=== EXERCISE DESCRIPTION ===
Repeat the material exactly as it appears.

--- Begin ENTRIES ---

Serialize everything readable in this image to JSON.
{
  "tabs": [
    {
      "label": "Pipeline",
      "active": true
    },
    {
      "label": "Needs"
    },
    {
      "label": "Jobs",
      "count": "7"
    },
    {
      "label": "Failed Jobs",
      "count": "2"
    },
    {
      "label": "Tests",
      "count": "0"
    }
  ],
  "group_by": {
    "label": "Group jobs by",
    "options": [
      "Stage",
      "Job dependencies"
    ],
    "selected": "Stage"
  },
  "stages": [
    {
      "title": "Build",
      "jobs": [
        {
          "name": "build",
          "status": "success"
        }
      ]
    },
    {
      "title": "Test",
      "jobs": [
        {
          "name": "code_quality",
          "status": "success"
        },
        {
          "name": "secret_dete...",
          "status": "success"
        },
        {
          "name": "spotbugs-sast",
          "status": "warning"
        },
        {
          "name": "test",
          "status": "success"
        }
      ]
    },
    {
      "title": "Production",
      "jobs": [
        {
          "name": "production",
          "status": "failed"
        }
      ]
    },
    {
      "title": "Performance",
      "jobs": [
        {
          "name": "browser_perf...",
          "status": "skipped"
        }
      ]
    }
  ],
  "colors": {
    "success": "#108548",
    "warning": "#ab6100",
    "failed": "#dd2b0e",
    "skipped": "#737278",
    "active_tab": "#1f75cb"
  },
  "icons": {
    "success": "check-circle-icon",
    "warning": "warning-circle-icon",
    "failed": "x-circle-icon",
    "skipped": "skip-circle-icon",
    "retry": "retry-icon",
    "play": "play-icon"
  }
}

--- End ENTRIES ---

=== RESPONSE TO THE TASK ===
Serialize everything readable in this image to JSON.
{
  "tabs": [
    {
      "label": "Pipeline",
      "active": true
    },
    {
      "label": "Needs"
    },
    {
      "label": "Jobs",
      "count": "7"
    },
    {
      "label": "Failed Jobs",
      "count": "2"
    },
    {
      "label": "Tests",
      "count": "0"
    }
  ],
  "group_by": {
    "label": "Group jobs by",
    "options": [
      "Stage",
      "Job dependencies"
    ],
    "selected": "Stage"
  },
  "stages": [
    {
      "title": "Build",
      "jobs": [
        {
          "name": "build",
          "status": "success"
        }
      ]
    },
    {
      "title": "Test",
      "jobs": [
        {
          "name": "code_quality",
          "status": "success"
        },
        {
          "name": "secret_dete...",
          "status": "success"
        },
        {
          "name": "spotbugs-sast",
          "status": "warning"
        },
        {
          "name": "test",
          "status": "success"
        }
      ]
    },
    {
      "title": "Production",
      "jobs": [
        {
          "name": "production",
          "status": "failed"
        }
      ]
    },
    {
      "title": "Performance",
      "jobs": [
        {
          "name": "browser_perf...",
          "status": "skipped"
        }
      ]
    }
  ],
  "colors": {
    "success": "#108548",
    "warning": "#ab6100",
    "failed": "#dd2b0e",
    "skipped": "#737278",
    "active_tab": "#1f75cb"
  },
  "icons": {
    "success": "check-circle-icon",
    "warning": "warning-circle-icon",
    "failed": "x-circle-icon",
    "skipped": "skip-circle-icon",
    "retry": "retry-icon",
    "play": "play-icon"
  }
}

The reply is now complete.